YOUR OBJECTIVE: Filter the entries below, keeping every line that has the word "into".

Items from a figure collection:
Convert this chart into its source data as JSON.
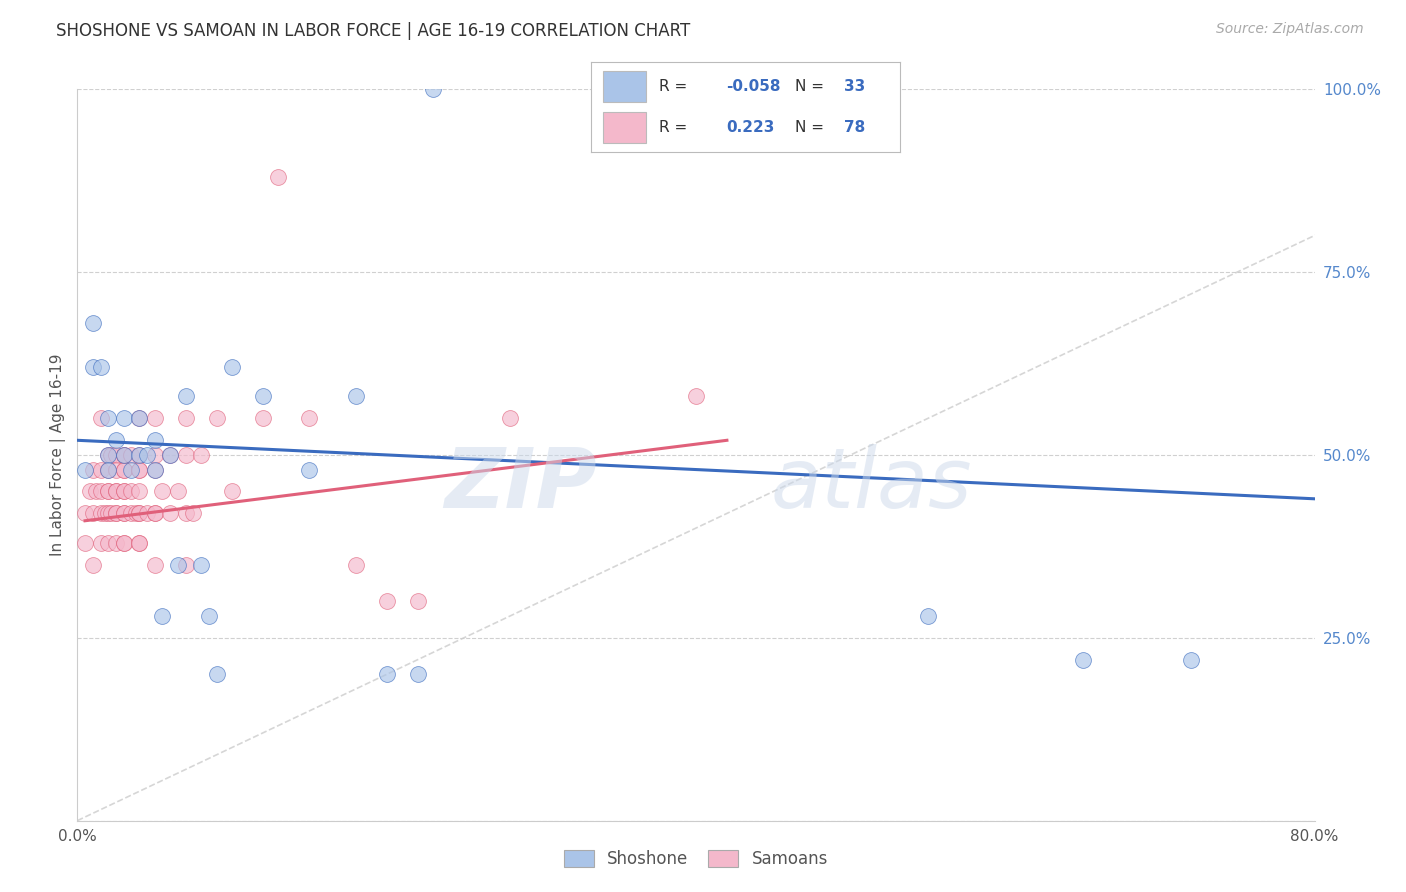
{
  "title": "SHOSHONE VS SAMOAN IN LABOR FORCE | AGE 16-19 CORRELATION CHART",
  "source": "Source: ZipAtlas.com",
  "ylabel": "In Labor Force | Age 16-19",
  "xlim": [
    0.0,
    0.8
  ],
  "ylim": [
    0.0,
    1.0
  ],
  "xticks": [
    0.0,
    0.1,
    0.2,
    0.3,
    0.4,
    0.5,
    0.6,
    0.7,
    0.8
  ],
  "xticklabels": [
    "0.0%",
    "",
    "",
    "",
    "",
    "",
    "",
    "",
    "80.0%"
  ],
  "yticks": [
    0.0,
    0.25,
    0.5,
    0.75,
    1.0
  ],
  "yticklabels": [
    "",
    "25.0%",
    "50.0%",
    "75.0%",
    "100.0%"
  ],
  "shoshone_color": "#aac4e8",
  "samoan_color": "#f4b8cb",
  "shoshone_line_color": "#3a6bbf",
  "samoan_line_color": "#e0607a",
  "diagonal_color": "#cccccc",
  "watermark": "ZIPatlas",
  "legend_R_shoshone": "-0.058",
  "legend_N_shoshone": "33",
  "legend_R_samoan": "0.223",
  "legend_N_samoan": "78",
  "shoshone_x": [
    0.005,
    0.01,
    0.01,
    0.015,
    0.02,
    0.02,
    0.02,
    0.025,
    0.03,
    0.03,
    0.035,
    0.04,
    0.04,
    0.045,
    0.05,
    0.05,
    0.055,
    0.06,
    0.065,
    0.07,
    0.08,
    0.085,
    0.09,
    0.1,
    0.12,
    0.15,
    0.18,
    0.2,
    0.22,
    0.55,
    0.65,
    0.72,
    0.23
  ],
  "shoshone_y": [
    0.48,
    0.62,
    0.68,
    0.62,
    0.5,
    0.48,
    0.55,
    0.52,
    0.55,
    0.5,
    0.48,
    0.55,
    0.5,
    0.5,
    0.48,
    0.52,
    0.28,
    0.5,
    0.35,
    0.58,
    0.35,
    0.28,
    0.2,
    0.62,
    0.58,
    0.48,
    0.58,
    0.2,
    0.2,
    0.28,
    0.22,
    0.22,
    1.0
  ],
  "samoan_x": [
    0.005,
    0.005,
    0.008,
    0.01,
    0.01,
    0.01,
    0.012,
    0.015,
    0.015,
    0.015,
    0.015,
    0.015,
    0.018,
    0.02,
    0.02,
    0.02,
    0.02,
    0.02,
    0.02,
    0.022,
    0.022,
    0.025,
    0.025,
    0.025,
    0.025,
    0.025,
    0.025,
    0.025,
    0.03,
    0.03,
    0.03,
    0.03,
    0.03,
    0.03,
    0.03,
    0.03,
    0.03,
    0.03,
    0.035,
    0.035,
    0.035,
    0.038,
    0.04,
    0.04,
    0.04,
    0.04,
    0.04,
    0.04,
    0.04,
    0.04,
    0.04,
    0.045,
    0.05,
    0.05,
    0.05,
    0.05,
    0.05,
    0.05,
    0.055,
    0.06,
    0.06,
    0.065,
    0.07,
    0.07,
    0.07,
    0.07,
    0.075,
    0.08,
    0.09,
    0.1,
    0.12,
    0.13,
    0.15,
    0.18,
    0.2,
    0.22,
    0.28,
    0.4
  ],
  "samoan_y": [
    0.38,
    0.42,
    0.45,
    0.42,
    0.48,
    0.35,
    0.45,
    0.42,
    0.45,
    0.48,
    0.38,
    0.55,
    0.42,
    0.45,
    0.48,
    0.42,
    0.5,
    0.38,
    0.45,
    0.42,
    0.5,
    0.45,
    0.42,
    0.38,
    0.5,
    0.45,
    0.42,
    0.48,
    0.45,
    0.48,
    0.42,
    0.38,
    0.5,
    0.45,
    0.42,
    0.48,
    0.38,
    0.5,
    0.42,
    0.45,
    0.5,
    0.42,
    0.48,
    0.42,
    0.38,
    0.5,
    0.45,
    0.42,
    0.55,
    0.38,
    0.48,
    0.42,
    0.48,
    0.42,
    0.35,
    0.5,
    0.42,
    0.55,
    0.45,
    0.5,
    0.42,
    0.45,
    0.35,
    0.5,
    0.42,
    0.55,
    0.42,
    0.5,
    0.55,
    0.45,
    0.55,
    0.88,
    0.55,
    0.35,
    0.3,
    0.3,
    0.55,
    0.58
  ],
  "background_color": "#ffffff",
  "grid_color": "#d0d0d0",
  "shoshone_line_x": [
    0.0,
    0.8
  ],
  "shoshone_line_y": [
    0.52,
    0.44
  ],
  "samoan_line_x": [
    0.005,
    0.42
  ],
  "samoan_line_y": [
    0.41,
    0.52
  ]
}
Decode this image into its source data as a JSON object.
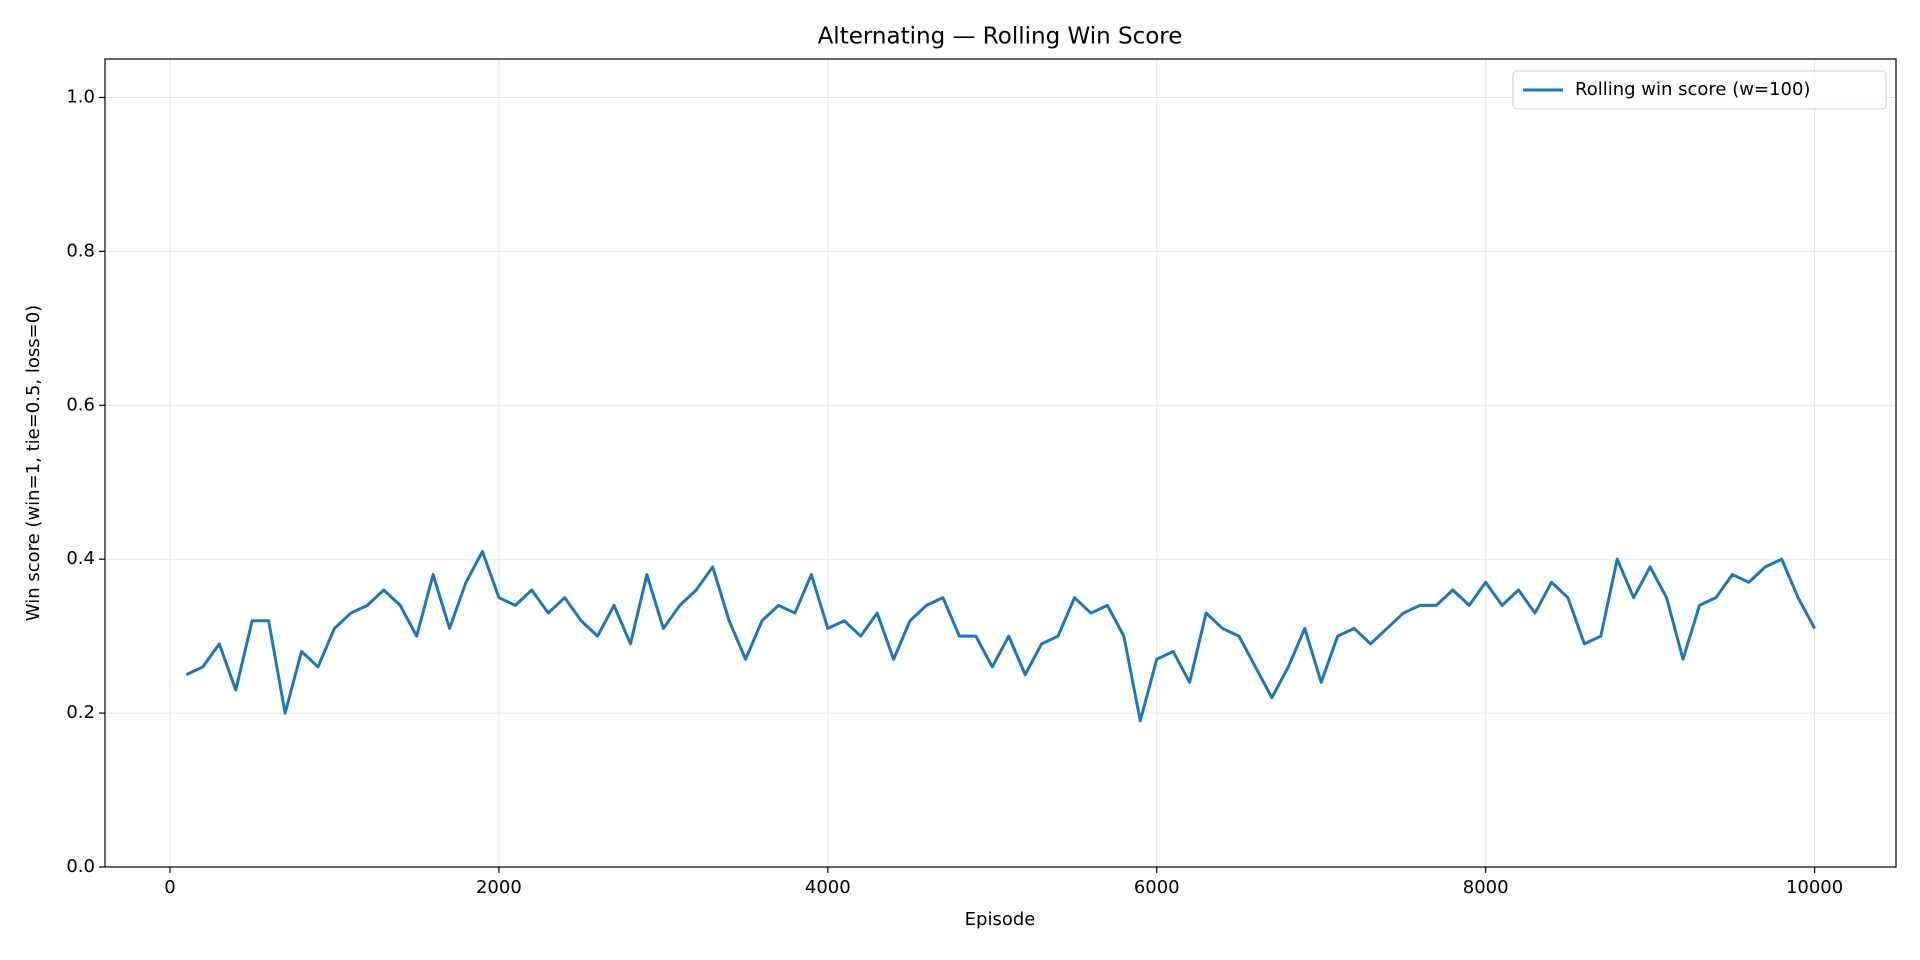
{
  "chart_data": {
    "type": "line",
    "title": "Alternating — Rolling Win Score",
    "xlabel": "Episode",
    "ylabel": "Win score (win=1, tie=0.5, loss=0)",
    "x": [
      100,
      200,
      300,
      400,
      500,
      600,
      700,
      800,
      900,
      1000,
      1100,
      1200,
      1300,
      1400,
      1500,
      1600,
      1700,
      1800,
      1900,
      2000,
      2100,
      2200,
      2300,
      2400,
      2500,
      2600,
      2700,
      2800,
      2900,
      3000,
      3100,
      3200,
      3300,
      3400,
      3500,
      3600,
      3700,
      3800,
      3900,
      4000,
      4100,
      4200,
      4300,
      4400,
      4500,
      4600,
      4700,
      4800,
      4900,
      5000,
      5100,
      5200,
      5300,
      5400,
      5500,
      5600,
      5700,
      5800,
      5900,
      6000,
      6100,
      6200,
      6300,
      6400,
      6500,
      6600,
      6700,
      6800,
      6900,
      7000,
      7100,
      7200,
      7300,
      7400,
      7500,
      7600,
      7700,
      7800,
      7900,
      8000,
      8100,
      8200,
      8300,
      8400,
      8500,
      8600,
      8700,
      8800,
      8900,
      9000,
      9100,
      9200,
      9300,
      9400,
      9500,
      9600,
      9700,
      9800,
      9900,
      10000
    ],
    "series": [
      {
        "name": "Rolling win score (w=100)",
        "color": "#1f77b4",
        "values": [
          0.25,
          0.26,
          0.29,
          0.23,
          0.32,
          0.32,
          0.2,
          0.28,
          0.26,
          0.31,
          0.33,
          0.34,
          0.36,
          0.34,
          0.3,
          0.38,
          0.31,
          0.37,
          0.41,
          0.35,
          0.34,
          0.36,
          0.33,
          0.35,
          0.32,
          0.3,
          0.34,
          0.29,
          0.38,
          0.31,
          0.34,
          0.36,
          0.39,
          0.32,
          0.27,
          0.32,
          0.34,
          0.33,
          0.38,
          0.31,
          0.32,
          0.3,
          0.33,
          0.27,
          0.32,
          0.34,
          0.35,
          0.3,
          0.3,
          0.26,
          0.3,
          0.25,
          0.29,
          0.3,
          0.35,
          0.33,
          0.34,
          0.3,
          0.19,
          0.27,
          0.28,
          0.24,
          0.33,
          0.31,
          0.3,
          0.26,
          0.22,
          0.26,
          0.31,
          0.24,
          0.3,
          0.31,
          0.29,
          0.31,
          0.33,
          0.34,
          0.34,
          0.36,
          0.34,
          0.37,
          0.34,
          0.36,
          0.33,
          0.37,
          0.35,
          0.29,
          0.3,
          0.4,
          0.35,
          0.39,
          0.35,
          0.27,
          0.34,
          0.35,
          0.38,
          0.37,
          0.39,
          0.4,
          0.35,
          0.31
        ]
      }
    ],
    "xlim": [
      -395,
      10495
    ],
    "ylim": [
      0,
      1.05
    ],
    "xticks": [
      0,
      2000,
      4000,
      6000,
      8000,
      10000
    ],
    "yticks": [
      {
        "value": 0,
        "label": "0.0"
      },
      {
        "value": 0.2,
        "label": "0.2"
      },
      {
        "value": 0.4,
        "label": "0.4"
      },
      {
        "value": 0.6,
        "label": "0.6"
      },
      {
        "value": 0.8,
        "label": "0.8"
      },
      {
        "value": 1.0,
        "label": "1.0"
      }
    ],
    "grid": true,
    "legend": "upper right"
  }
}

EXERCISE SOLUTION:
Convert this chart into its source data as JSON.
Decode this image into its source data as a JSON object.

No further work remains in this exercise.